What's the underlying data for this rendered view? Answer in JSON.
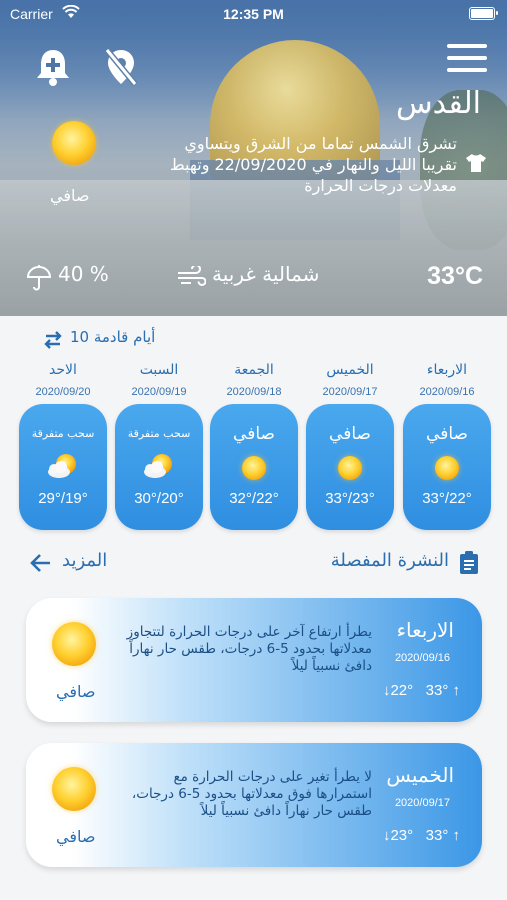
{
  "status_bar": {
    "carrier": "Carrier",
    "time": "12:35 PM"
  },
  "hero": {
    "city": "القدس",
    "description": "تشرق الشمس تماما من الشرق ويتساوي تقريبا الليل والنهار في 22/09/2020 وتهبط معدلات درجات الحرارة",
    "condition": "صافي",
    "temperature": "33°C",
    "wind": "شمالية غربية",
    "rain_chance": "40 %"
  },
  "next_days": {
    "label": "10 أيام قادمة",
    "days": [
      {
        "name": "الاربعاء",
        "date": "2020/09/16",
        "condition": "صافي",
        "icon": "sun-icon",
        "range": "33°/22°"
      },
      {
        "name": "الخميس",
        "date": "2020/09/17",
        "condition": "صافي",
        "icon": "sun-icon",
        "range": "33°/23°"
      },
      {
        "name": "الجمعة",
        "date": "2020/09/18",
        "condition": "صافي",
        "icon": "sun-icon",
        "range": "32°/22°"
      },
      {
        "name": "السبت",
        "date": "2020/09/19",
        "condition": "سحب متفرقة",
        "icon": "cloud-sun-icon",
        "range": "30°/20°"
      },
      {
        "name": "الاحد",
        "date": "2020/09/20",
        "condition": "سحب متفرقة",
        "icon": "cloud-sun-icon",
        "range": "29°/19°"
      }
    ]
  },
  "detail": {
    "title": "النشرة المفصلة",
    "more": "المزيد"
  },
  "forecasts": [
    {
      "day": "الاربعاء",
      "date": "2020/09/16",
      "high": "33°",
      "low": "22°",
      "condition": "صافي",
      "text": "يطرأ ارتفاع آخر على درجات الحرارة لتتجاوز معدلاتها بحدود 5-6 درجات، طقس حار نهاراً دافئ نسبياً ليلاً"
    },
    {
      "day": "الخميس",
      "date": "2020/09/17",
      "high": "33°",
      "low": "23°",
      "condition": "صافي",
      "text": "لا يطرأ تغير على درجات الحرارة مع استمرارها فوق معدلاتها بحدود 5-6 درجات، طقس حار نهاراً دافئ نسبياً ليلاً"
    }
  ],
  "colors": {
    "accent": "#2a6eb0",
    "card_blue": "#3b97e6"
  }
}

————————

* **Goal**
Omit the pictures and output all of the other material exactly.

* **Solution to this task**
What's the underlying data for this rendered view? Answer in JSON.
{
  "status_bar": {
    "carrier": "Carrier",
    "time": "12:35 PM"
  },
  "hero": {
    "city": "القدس",
    "description": "تشرق الشمس تماما من الشرق ويتساوي تقريبا الليل والنهار في 22/09/2020 وتهبط معدلات درجات الحرارة",
    "condition": "صافي",
    "temperature": "33°C",
    "wind": "شمالية غربية",
    "rain_chance": "40 %"
  },
  "next_days": {
    "label": "10 أيام قادمة",
    "days": [
      {
        "name": "الاربعاء",
        "date": "2020/09/16",
        "condition": "صافي",
        "icon": "sun-icon",
        "range": "33°/22°"
      },
      {
        "name": "الخميس",
        "date": "2020/09/17",
        "condition": "صافي",
        "icon": "sun-icon",
        "range": "33°/23°"
      },
      {
        "name": "الجمعة",
        "date": "2020/09/18",
        "condition": "صافي",
        "icon": "sun-icon",
        "range": "32°/22°"
      },
      {
        "name": "السبت",
        "date": "2020/09/19",
        "condition": "سحب متفرقة",
        "icon": "cloud-sun-icon",
        "range": "30°/20°"
      },
      {
        "name": "الاحد",
        "date": "2020/09/20",
        "condition": "سحب متفرقة",
        "icon": "cloud-sun-icon",
        "range": "29°/19°"
      }
    ]
  },
  "detail": {
    "title": "النشرة المفصلة",
    "more": "المزيد"
  },
  "forecasts": [
    {
      "day": "الاربعاء",
      "date": "2020/09/16",
      "high": "33°",
      "low": "22°",
      "condition": "صافي",
      "text": "يطرأ ارتفاع آخر على درجات الحرارة لتتجاوز معدلاتها بحدود 5-6 درجات، طقس حار نهاراً دافئ نسبياً ليلاً"
    },
    {
      "day": "الخميس",
      "date": "2020/09/17",
      "high": "33°",
      "low": "23°",
      "condition": "صافي",
      "text": "لا يطرأ تغير على درجات الحرارة مع استمرارها فوق معدلاتها بحدود 5-6 درجات، طقس حار نهاراً دافئ نسبياً ليلاً"
    }
  ],
  "colors": {
    "accent": "#2a6eb0",
    "card_blue": "#3b97e6"
  }
}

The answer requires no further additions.